→ AIM: Reproduce every entry that follows word for word, but omit the images.

→ PROVIDED RECORDS:
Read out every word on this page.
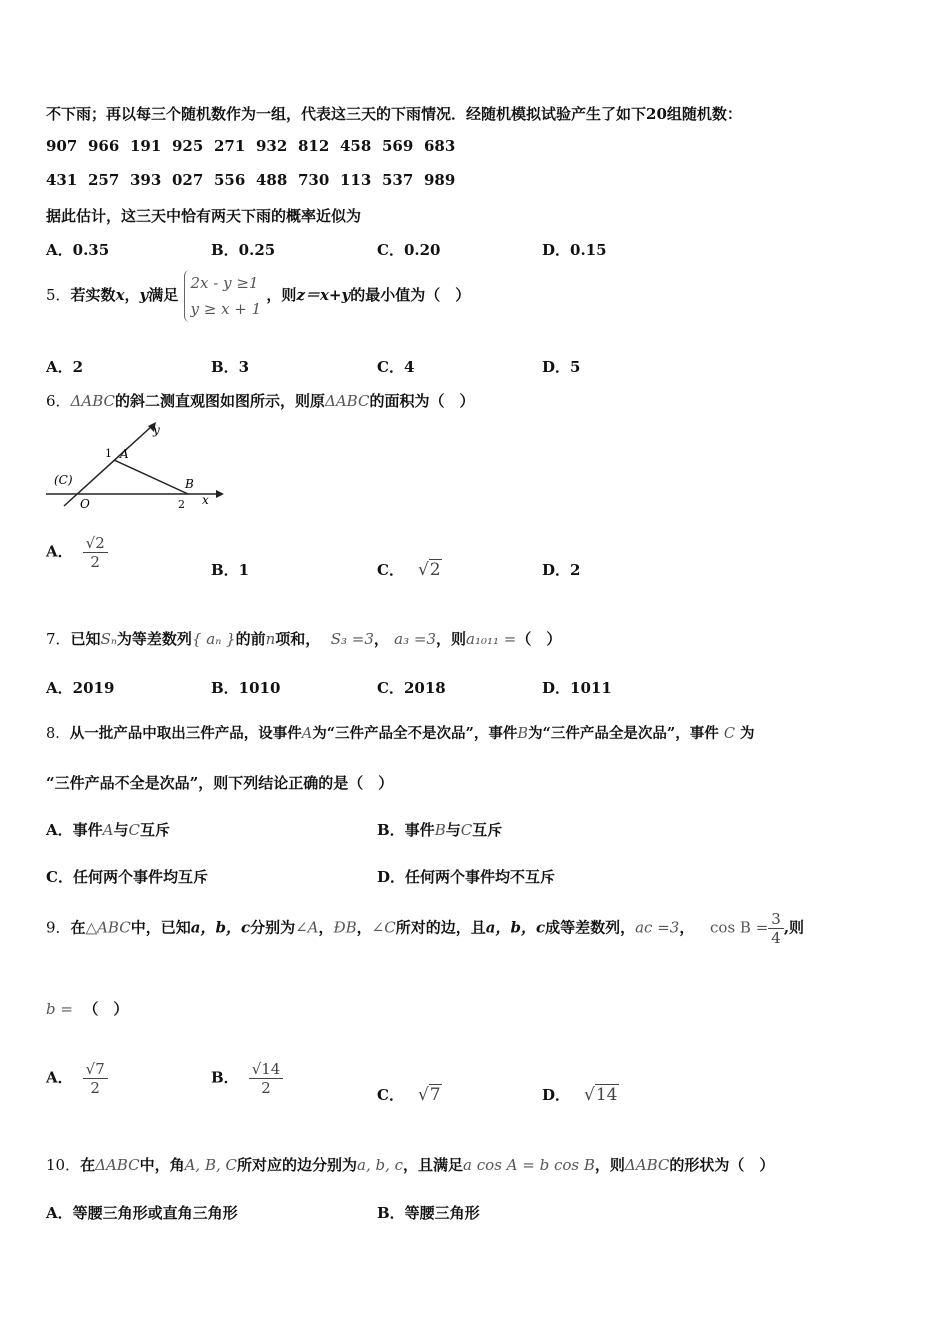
不下雨；再以每三个随机数作为一组，代表这三天的下雨情况．经随机模拟试验产生了如下20组随机数：
907 966 191 925 271 932 812 458 569 683
431 257 393 027 556 488 730 113 537 989
据此估计，这三天中恰有两天下雨的概率近似为
A．0.35	B．0.25	C．0.20	D．0.15
5．若实数x，y满足 2x - y ≥1
y ≥ x + 1 ，则z＝x+y的最小值为（　）
A．2	B．3	C．4	D．5
6．ΔABC的斜二测直观图如图所示，则原ΔABC的面积为（　）
y
1 A
(C)
O
B
2 x
A． $\frac{√2}{2}$	B．1	C． √2	D．2
7．已知Sₙ为等差数列{ aₙ }的前n项和， S₃ =3， a₃ =3，则a₁₀₁₁ =（　）
A．2019	B．1010	C．2018	D．1011
8．从一批产品中取出三件产品，设事件A为“三件产品全不是次品”，事件B为“三件产品全是次品”，事件 C 为
“三件产品不全是次品”，则下列结论正确的是（　）
A．事件A与C互斥	B．事件B与C互斥
C．任何两个事件均互斥	D．任何两个事件均不互斥
9．在△ABC中，已知a，b，c分别为∠A，ÐB，∠C所对的边，且a，b，c成等差数列，ac =3， $\cos B = \frac{3}{4}$ ,则
b = （　）
A． $\frac{√7}{2}$	B． $\frac{√14}{2}$	C． √7	D． √14
10．在ΔABC中，角A, B, C所对应的边分别为a, b, c，且满足a cos A = b cos B，则ΔABC的形状为（　）
A．等腰三角形或直角三角形	B．等腰三角形
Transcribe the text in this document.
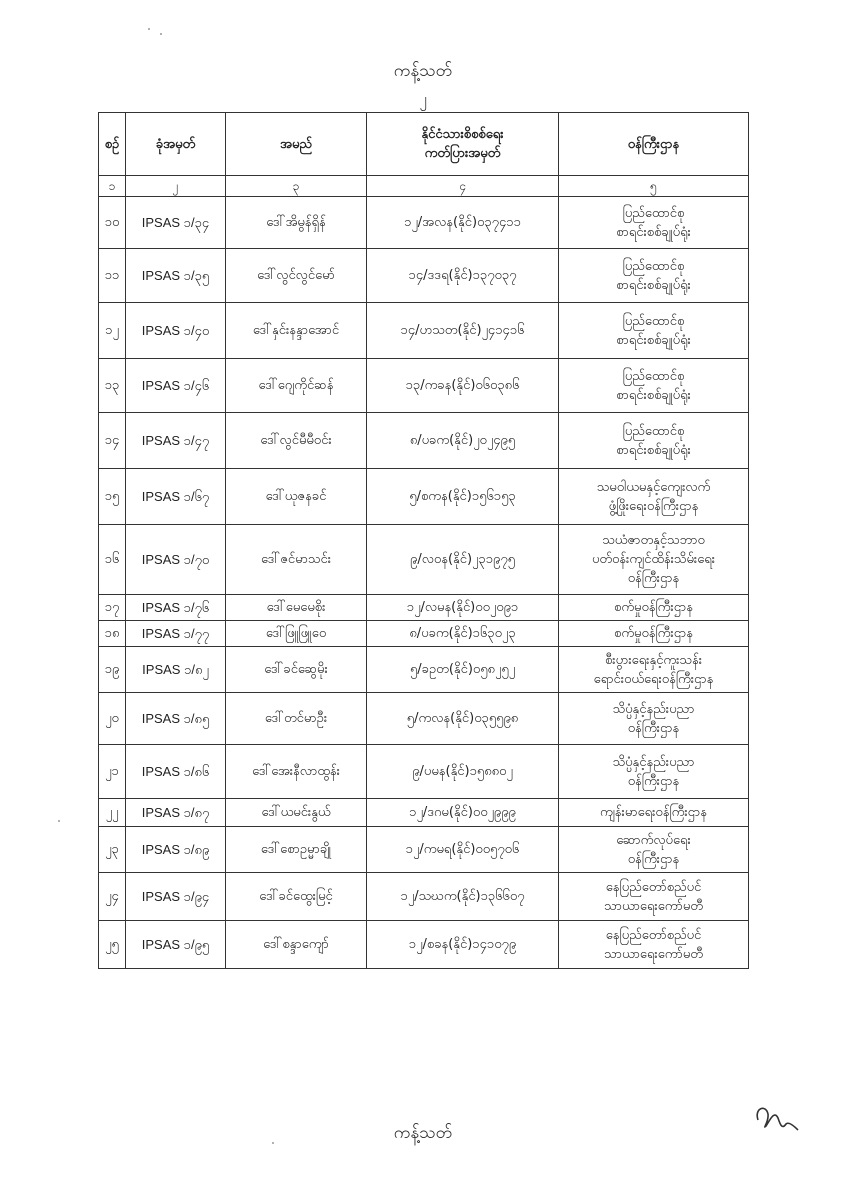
ကန့်သတ်
၂
စဉ်	ခုံအမှတ်	အမည်	နိုင်ငံသားစိစစ်ရေး
ကတ်ပြားအမှတ်	ဝန်ကြီးဌာန
၁	၂	၃	၄	၅
၁၀	IPSAS ၁/၃၄	ဒေါ်အိမွန်ရှိန်	၁၂/အလန(နိုင်)၀၃၇၄၁၁	ပြည်ထောင်စု
စာရင်းစစ်ချုပ်ရုံး
၁၁	IPSAS ၁/၃၅	ဒေါ်လွင်လွင်မော်	၁၄/ဒဒရ(နိုင်)၁၃၇၀၃၇	ပြည်ထောင်စု
စာရင်းစစ်ချုပ်ရုံး
၁၂	IPSAS ၁/၄၀	ဒေါ်နှင်းနန္ဒာအောင်	၁၄/ဟသတ(နိုင်)၂၄၁၄၁၆	ပြည်ထောင်စု
စာရင်းစစ်ချုပ်ရုံး
၁၃	IPSAS ၁/၄၆	ဒေါ်ဂျေကိုင်ဆန်	၁၃/ကခန(နိုင်)၀၆၀၃၈၆	ပြည်ထောင်စု
စာရင်းစစ်ချုပ်ရုံး
၁၄	IPSAS ၁/၄၇	ဒေါ်လွင်မီမီဝင်း	၈/ပခက(နိုင်)၂၀၂၄၉၅	ပြည်ထောင်စု
စာရင်းစစ်ချုပ်ရုံး
၁၅	IPSAS ၁/၆၇	ဒေါ်ယုဇနခင်	၅/စကန(နိုင်)၁၅၆၁၅၃	သမဝါယမနှင့်ကျေးလက်
ဖွံ့ဖြိုးရေးဝန်ကြီးဌာန
၁၆	IPSAS ၁/၇၀	ဒေါ်ဇင်မာသင်း	၉/လဝန(နိုင်)၂၃၁၉၇၅	သယံဇာတနှင့်သဘာဝ
ပတ်ဝန်းကျင်ထိန်းသိမ်းရေး
ဝန်ကြီးဌာန
၁၇	IPSAS ၁/၇၆	ဒေါ်မေမေစိုး	၁၂/လမန(နိုင်)၀၀၂၀၉၁	စက်မှုဝန်ကြီးဌာန
၁၈	IPSAS ၁/၇၇	ဒေါ်ဖြူဖြူဝေ	၈/ပခက(နိုင်)၁၆၃၀၂၃	စက်မှုဝန်ကြီးဌာန
၁၉	IPSAS ၁/၈၂	ဒေါ်ခင်ဆွေမိုး	၅/ခဥတ(နိုင်)၀၅၈၂၅၂	စီးပွားရေးနှင့်ကူးသန်း
ရောင်းဝယ်ရေးဝန်ကြီးဌာန
၂၀	IPSAS ၁/၈၅	ဒေါ်တင်မာဦး	၅/ကလန(နိုင်)၀၃၅၅၉၈	သိပ္ပံနှင့်နည်းပညာ
ဝန်ကြီးဌာန
၂၁	IPSAS ၁/၈၆	ဒေါ်အေးနီလာထွန်း	၉/ပမန(နိုင်)၁၅၈၈၀၂	သိပ္ပံနှင့်နည်းပညာ
ဝန်ကြီးဌာန
၂၂	IPSAS ၁/၈၇	ဒေါ်ယမင်းနွယ်	၁၂/ဒဂမ(နိုင်)၀၀၂၉၉၉	ကျန်းမာရေးဝန်ကြီးဌာန
၂၃	IPSAS ၁/၈၉	ဒေါ်စောဥမ္မာချို	၁၂/ကမရ(နိုင်)၀၀၅၇၀၆	ဆောက်လုပ်ရေး
ဝန်ကြီးဌာန
၂၄	IPSAS ၁/၉၄	ဒေါ်ခင်ထွေးမြင့်	၁၂/သဃက(နိုင်)၁၃၆၆၀၇	နေပြည်တော်စည်ပင်
သာယာရေးကော်မတီ
၂၅	IPSAS ၁/၉၅	ဒေါ်စန္ဒာကျော်	၁၂/စခန(နိုင်)၁၄၁၀၇၉	နေပြည်တော်စည်ပင်
သာယာရေးကော်မတီ
ကန့်သတ်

→ FINISHED TASK:
Read out every word on this page.
不下雨；再以每三个随机数作为一组，代表这三天的下雨情况．经随机模拟试验产生了如下20组随机数：
907 966 191 925 271 932 812 458 569 683
431 257 393 027 556 488 730 113 537 989
据此估计，这三天中恰有两天下雨的概率近似为
A．0.35	B．0.25	C．0.20	D．0.15
5．若实数x，y满足 2x - y ≥1
y ≥ x + 1 ，则z＝x+y的最小值为（　）
A．2	B．3	C．4	D．5
6．ΔABC的斜二测直观图如图所示，则原ΔABC的面积为（　）
y
1 A
(C)
O
B
2 x
A． $\frac{√2}{2}$	B．1	C． √2	D．2
7．已知Sₙ为等差数列{ aₙ }的前n项和， S₃ =3， a₃ =3，则a₁₀₁₁ =（　）
A．2019	B．1010	C．2018	D．1011
8．从一批产品中取出三件产品，设事件A为“三件产品全不是次品”，事件B为“三件产品全是次品”，事件 C 为
“三件产品不全是次品”，则下列结论正确的是（　）
A．事件A与C互斥	B．事件B与C互斥
C．任何两个事件均互斥	D．任何两个事件均不互斥
9．在△ABC中，已知a，b，c分别为∠A，ÐB，∠C所对的边，且a，b，c成等差数列，ac =3， $\cos B = \frac{3}{4}$ ,则
b = （　）
A． $\frac{√7}{2}$	B． $\frac{√14}{2}$	C． √7	D． √14
10．在ΔABC中，角A, B, C所对应的边分别为a, b, c，且满足a cos A = b cos B，则ΔABC的形状为（　）
A．等腰三角形或直角三角形	B．等腰三角形
Transcribe the text in this document.
ကန့်သတ်
၂
စဉ်	ခုံအမှတ်	အမည်	နိုင်ငံသားစိစစ်ရေး
ကတ်ပြားအမှတ်	ဝန်ကြီးဌာန
၁	၂	၃	၄	၅
၁၀	IPSAS ၁/၃၄	ဒေါ်အိမွန်ရှိန်	၁၂/အလန(နိုင်)၀၃၇၄၁၁	ပြည်ထောင်စု
စာရင်းစစ်ချုပ်ရုံး
၁၁	IPSAS ၁/၃၅	ဒေါ်လွင်လွင်မော်	၁၄/ဒဒရ(နိုင်)၁၃၇၀၃၇	ပြည်ထောင်စု
စာရင်းစစ်ချုပ်ရုံး
၁၂	IPSAS ၁/၄၀	ဒေါ်နှင်းနန္ဒာအောင်	၁၄/ဟသတ(နိုင်)၂၄၁၄၁၆	ပြည်ထောင်စု
စာရင်းစစ်ချုပ်ရုံး
၁၃	IPSAS ၁/၄၆	ဒေါ်ဂျေကိုင်ဆန်	၁၃/ကခန(နိုင်)၀၆၀၃၈၆	ပြည်ထောင်စု
စာရင်းစစ်ချုပ်ရုံး
၁၄	IPSAS ၁/၄၇	ဒေါ်လွင်မီမီဝင်း	၈/ပခက(နိုင်)၂၀၂၄၉၅	ပြည်ထောင်စု
စာရင်းစစ်ချုပ်ရုံး
၁၅	IPSAS ၁/၆၇	ဒေါ်ယုဇနခင်	၅/စကန(နိုင်)၁၅၆၁၅၃	သမဝါယမနှင့်ကျေးလက်
ဖွံ့ဖြိုးရေးဝန်ကြီးဌာန
၁၆	IPSAS ၁/၇၀	ဒေါ်ဇင်မာသင်း	၉/လဝန(နိုင်)၂၃၁၉၇၅	သယံဇာတနှင့်သဘာဝ
ပတ်ဝန်းကျင်ထိန်းသိမ်းရေး
ဝန်ကြီးဌာန
၁၇	IPSAS ၁/၇၆	ဒေါ်မေမေစိုး	၁၂/လမန(နိုင်)၀၀၂၀၉၁	စက်မှုဝန်ကြီးဌာန
၁၈	IPSAS ၁/၇၇	ဒေါ်ဖြူဖြူဝေ	၈/ပခက(နိုင်)၁၆၃၀၂၃	စက်မှုဝန်ကြီးဌာန
၁၉	IPSAS ၁/၈၂	ဒေါ်ခင်ဆွေမိုး	၅/ခဥတ(နိုင်)၀၅၈၂၅၂	စီးပွားရေးနှင့်ကူးသန်း
ရောင်းဝယ်ရေးဝန်ကြီးဌာန
၂၀	IPSAS ၁/၈၅	ဒေါ်တင်မာဦး	၅/ကလန(နိုင်)၀၃၅၅၉၈	သိပ္ပံနှင့်နည်းပညာ
ဝန်ကြီးဌာန
၂၁	IPSAS ၁/၈၆	ဒေါ်အေးနီလာထွန်း	၉/ပမန(နိုင်)၁၅၈၈၀၂	သိပ္ပံနှင့်နည်းပညာ
ဝန်ကြီးဌာန
၂၂	IPSAS ၁/၈၇	ဒေါ်ယမင်းနွယ်	၁၂/ဒဂမ(နိုင်)၀၀၂၉၉၉	ကျန်းမာရေးဝန်ကြီးဌာန
၂၃	IPSAS ၁/၈၉	ဒေါ်စောဥမ္မာချို	၁၂/ကမရ(နိုင်)၀၀၅၇၀၆	ဆောက်လုပ်ရေး
ဝန်ကြီးဌာန
၂၄	IPSAS ၁/၉၄	ဒေါ်ခင်ထွေးမြင့်	၁၂/သဃက(နိုင်)၁၃၆၆၀၇	နေပြည်တော်စည်ပင်
သာယာရေးကော်မတီ
၂၅	IPSAS ၁/၉၅	ဒေါ်စန္ဒာကျော်	၁၂/စခန(နိုင်)၁၄၁၀၇၉	နေပြည်တော်စည်ပင်
သာယာရေးကော်မတီ
ကန့်သတ်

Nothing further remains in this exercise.